• Work to be completed
Read the lines that follow and tally those with the word "this"; give the number and nothing else.

Dataset rows:
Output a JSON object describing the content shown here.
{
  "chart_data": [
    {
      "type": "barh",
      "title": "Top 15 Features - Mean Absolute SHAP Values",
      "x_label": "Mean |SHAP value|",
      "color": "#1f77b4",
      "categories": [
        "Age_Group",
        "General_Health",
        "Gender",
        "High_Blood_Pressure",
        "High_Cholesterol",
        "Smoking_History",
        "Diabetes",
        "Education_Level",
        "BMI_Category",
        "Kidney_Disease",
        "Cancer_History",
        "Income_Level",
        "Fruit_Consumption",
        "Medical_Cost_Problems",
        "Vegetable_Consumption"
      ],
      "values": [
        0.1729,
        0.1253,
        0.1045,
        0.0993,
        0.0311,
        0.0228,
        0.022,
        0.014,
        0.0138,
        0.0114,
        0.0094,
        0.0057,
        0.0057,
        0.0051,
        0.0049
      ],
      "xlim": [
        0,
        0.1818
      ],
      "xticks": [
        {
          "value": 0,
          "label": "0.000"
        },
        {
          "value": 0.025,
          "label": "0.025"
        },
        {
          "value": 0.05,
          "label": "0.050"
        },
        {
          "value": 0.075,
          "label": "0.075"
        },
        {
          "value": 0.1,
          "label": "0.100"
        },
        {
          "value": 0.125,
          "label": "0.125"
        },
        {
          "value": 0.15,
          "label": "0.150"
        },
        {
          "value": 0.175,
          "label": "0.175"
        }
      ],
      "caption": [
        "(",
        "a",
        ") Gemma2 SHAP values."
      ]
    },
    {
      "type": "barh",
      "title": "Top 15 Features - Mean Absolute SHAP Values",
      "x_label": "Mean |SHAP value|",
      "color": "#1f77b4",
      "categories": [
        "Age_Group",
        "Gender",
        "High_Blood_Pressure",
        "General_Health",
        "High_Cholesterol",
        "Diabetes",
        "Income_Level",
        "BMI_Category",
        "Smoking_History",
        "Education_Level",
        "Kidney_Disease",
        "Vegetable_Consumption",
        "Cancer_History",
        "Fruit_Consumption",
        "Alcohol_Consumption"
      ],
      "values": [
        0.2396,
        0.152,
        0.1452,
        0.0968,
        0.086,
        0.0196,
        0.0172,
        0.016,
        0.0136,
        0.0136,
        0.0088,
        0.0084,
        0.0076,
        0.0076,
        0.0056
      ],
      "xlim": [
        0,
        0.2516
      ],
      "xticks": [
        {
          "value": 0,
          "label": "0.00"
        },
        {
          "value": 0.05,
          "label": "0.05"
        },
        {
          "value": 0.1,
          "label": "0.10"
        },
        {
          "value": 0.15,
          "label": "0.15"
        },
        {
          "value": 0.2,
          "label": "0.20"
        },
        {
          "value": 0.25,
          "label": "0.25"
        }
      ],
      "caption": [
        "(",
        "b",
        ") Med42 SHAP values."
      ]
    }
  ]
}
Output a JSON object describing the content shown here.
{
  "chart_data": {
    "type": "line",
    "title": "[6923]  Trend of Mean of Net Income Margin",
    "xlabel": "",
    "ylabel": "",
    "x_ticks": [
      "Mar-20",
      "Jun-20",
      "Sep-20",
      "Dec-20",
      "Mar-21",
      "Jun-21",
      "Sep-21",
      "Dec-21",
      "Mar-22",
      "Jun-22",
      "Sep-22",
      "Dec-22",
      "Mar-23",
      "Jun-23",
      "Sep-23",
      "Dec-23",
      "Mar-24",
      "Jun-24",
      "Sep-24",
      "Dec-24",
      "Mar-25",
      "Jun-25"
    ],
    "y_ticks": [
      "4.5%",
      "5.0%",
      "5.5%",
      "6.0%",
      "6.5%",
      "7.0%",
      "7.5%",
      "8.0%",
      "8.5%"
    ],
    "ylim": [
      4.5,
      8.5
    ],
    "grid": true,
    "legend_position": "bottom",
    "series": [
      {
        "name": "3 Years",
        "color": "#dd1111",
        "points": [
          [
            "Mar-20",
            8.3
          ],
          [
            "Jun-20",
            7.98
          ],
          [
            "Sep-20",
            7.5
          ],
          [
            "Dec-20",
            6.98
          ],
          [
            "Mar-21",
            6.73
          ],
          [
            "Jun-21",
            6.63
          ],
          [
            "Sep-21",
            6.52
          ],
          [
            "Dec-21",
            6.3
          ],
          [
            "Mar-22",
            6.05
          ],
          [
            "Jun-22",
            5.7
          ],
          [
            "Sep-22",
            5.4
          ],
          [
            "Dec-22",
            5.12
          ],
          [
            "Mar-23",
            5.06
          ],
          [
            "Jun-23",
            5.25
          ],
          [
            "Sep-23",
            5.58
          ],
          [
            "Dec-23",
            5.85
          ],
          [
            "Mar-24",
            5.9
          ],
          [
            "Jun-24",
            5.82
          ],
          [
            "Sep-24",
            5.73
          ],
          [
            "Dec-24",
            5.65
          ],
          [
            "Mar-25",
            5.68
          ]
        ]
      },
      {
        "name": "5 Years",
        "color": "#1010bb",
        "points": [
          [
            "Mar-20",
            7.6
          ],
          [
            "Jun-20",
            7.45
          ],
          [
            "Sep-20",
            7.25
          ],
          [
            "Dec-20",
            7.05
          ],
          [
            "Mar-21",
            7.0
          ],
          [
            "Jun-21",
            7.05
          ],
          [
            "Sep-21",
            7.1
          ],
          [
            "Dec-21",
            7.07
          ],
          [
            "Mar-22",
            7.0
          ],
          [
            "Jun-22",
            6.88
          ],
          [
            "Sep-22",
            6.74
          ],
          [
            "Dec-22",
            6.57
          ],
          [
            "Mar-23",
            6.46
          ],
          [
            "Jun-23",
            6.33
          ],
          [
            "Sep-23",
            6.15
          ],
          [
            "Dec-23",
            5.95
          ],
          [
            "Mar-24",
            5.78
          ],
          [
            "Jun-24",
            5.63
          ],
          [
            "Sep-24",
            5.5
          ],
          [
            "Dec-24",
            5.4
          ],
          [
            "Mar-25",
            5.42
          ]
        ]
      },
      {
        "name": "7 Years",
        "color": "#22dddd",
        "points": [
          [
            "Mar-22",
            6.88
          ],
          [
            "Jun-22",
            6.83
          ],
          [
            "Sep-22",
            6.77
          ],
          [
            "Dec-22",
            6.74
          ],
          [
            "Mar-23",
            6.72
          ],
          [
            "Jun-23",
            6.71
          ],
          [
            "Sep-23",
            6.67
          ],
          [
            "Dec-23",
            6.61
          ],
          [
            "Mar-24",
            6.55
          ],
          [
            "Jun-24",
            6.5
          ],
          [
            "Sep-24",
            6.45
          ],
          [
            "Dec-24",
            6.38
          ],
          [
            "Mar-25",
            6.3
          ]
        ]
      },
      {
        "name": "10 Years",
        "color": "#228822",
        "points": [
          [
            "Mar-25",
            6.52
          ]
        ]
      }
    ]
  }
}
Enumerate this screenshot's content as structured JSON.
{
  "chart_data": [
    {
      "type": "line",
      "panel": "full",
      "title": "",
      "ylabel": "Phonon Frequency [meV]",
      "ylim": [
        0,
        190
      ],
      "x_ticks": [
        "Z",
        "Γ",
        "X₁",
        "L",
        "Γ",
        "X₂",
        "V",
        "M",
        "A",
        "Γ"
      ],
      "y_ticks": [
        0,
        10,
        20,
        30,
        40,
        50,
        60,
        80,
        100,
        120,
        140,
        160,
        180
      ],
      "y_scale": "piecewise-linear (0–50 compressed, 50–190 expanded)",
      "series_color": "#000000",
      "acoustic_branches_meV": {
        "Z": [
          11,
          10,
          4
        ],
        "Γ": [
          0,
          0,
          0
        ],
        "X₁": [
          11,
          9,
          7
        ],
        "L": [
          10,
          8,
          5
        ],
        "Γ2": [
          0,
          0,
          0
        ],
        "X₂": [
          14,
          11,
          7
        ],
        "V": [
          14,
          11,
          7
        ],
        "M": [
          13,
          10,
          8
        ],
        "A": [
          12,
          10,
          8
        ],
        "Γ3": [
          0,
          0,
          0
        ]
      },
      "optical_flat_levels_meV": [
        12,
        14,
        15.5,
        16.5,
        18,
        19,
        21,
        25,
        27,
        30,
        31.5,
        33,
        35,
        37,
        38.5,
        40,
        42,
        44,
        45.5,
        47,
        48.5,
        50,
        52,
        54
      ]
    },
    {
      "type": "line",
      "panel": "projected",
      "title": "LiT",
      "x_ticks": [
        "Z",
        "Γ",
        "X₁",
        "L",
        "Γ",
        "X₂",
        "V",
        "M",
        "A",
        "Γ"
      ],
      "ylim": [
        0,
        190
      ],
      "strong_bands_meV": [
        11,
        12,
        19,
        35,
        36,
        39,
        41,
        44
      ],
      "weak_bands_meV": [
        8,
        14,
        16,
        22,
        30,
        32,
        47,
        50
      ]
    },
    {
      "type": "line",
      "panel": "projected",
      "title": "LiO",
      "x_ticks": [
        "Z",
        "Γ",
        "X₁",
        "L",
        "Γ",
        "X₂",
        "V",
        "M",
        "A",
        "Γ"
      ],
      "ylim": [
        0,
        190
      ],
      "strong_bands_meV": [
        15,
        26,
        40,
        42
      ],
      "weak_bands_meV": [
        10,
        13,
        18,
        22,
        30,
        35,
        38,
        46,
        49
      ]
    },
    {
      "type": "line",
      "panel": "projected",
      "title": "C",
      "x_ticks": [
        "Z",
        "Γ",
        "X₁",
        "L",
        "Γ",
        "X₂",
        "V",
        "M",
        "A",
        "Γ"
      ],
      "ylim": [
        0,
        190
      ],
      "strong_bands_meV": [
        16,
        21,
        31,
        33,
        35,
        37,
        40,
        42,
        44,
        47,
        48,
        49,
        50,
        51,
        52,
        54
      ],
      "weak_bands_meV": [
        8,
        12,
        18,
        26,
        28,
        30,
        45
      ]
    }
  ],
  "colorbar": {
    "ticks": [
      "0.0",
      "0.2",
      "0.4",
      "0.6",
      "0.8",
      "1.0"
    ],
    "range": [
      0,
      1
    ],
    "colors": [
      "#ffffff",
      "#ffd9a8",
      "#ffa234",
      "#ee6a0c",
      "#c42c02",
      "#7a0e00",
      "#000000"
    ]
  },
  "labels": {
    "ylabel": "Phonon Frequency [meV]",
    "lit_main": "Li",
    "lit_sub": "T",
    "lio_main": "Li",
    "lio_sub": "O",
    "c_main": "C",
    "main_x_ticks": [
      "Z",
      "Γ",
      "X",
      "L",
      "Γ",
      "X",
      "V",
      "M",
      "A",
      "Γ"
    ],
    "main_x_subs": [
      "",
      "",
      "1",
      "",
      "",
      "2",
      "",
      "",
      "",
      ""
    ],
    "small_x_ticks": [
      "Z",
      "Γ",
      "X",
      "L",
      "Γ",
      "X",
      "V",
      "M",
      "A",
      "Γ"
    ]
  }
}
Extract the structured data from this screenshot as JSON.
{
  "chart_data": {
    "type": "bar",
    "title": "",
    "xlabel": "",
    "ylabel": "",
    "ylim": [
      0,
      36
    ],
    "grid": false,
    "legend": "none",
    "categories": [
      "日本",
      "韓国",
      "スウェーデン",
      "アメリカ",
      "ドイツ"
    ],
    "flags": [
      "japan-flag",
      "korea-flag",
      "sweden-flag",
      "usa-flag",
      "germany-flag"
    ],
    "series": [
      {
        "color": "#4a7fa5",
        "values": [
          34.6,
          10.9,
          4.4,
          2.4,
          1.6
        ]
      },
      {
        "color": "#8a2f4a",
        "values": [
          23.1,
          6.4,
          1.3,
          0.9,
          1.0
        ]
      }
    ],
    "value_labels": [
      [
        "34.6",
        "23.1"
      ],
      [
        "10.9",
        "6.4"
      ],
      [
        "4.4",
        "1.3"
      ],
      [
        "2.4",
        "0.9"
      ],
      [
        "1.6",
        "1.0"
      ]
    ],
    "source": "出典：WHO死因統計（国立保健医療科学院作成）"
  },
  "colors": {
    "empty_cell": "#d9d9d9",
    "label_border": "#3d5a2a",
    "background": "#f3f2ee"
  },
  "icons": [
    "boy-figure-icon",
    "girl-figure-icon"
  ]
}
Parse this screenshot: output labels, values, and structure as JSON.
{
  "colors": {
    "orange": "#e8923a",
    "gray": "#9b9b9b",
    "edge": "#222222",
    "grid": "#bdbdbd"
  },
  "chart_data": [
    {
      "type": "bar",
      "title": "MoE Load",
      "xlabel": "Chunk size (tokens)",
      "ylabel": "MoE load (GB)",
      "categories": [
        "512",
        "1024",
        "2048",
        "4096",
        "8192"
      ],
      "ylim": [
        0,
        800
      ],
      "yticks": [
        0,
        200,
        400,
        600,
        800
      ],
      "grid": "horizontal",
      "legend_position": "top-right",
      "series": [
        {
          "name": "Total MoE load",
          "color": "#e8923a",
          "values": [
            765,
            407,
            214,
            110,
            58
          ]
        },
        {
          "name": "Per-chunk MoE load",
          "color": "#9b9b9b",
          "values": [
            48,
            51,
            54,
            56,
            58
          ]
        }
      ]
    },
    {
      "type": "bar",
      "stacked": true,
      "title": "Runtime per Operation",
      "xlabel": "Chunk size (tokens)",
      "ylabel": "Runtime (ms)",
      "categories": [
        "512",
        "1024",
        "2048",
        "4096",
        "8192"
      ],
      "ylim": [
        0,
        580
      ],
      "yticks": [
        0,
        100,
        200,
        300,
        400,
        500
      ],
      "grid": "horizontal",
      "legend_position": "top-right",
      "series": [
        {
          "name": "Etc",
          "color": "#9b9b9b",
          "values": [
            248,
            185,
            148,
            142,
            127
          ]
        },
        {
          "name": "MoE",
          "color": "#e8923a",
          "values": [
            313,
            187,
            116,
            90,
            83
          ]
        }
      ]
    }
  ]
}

• Correct result
3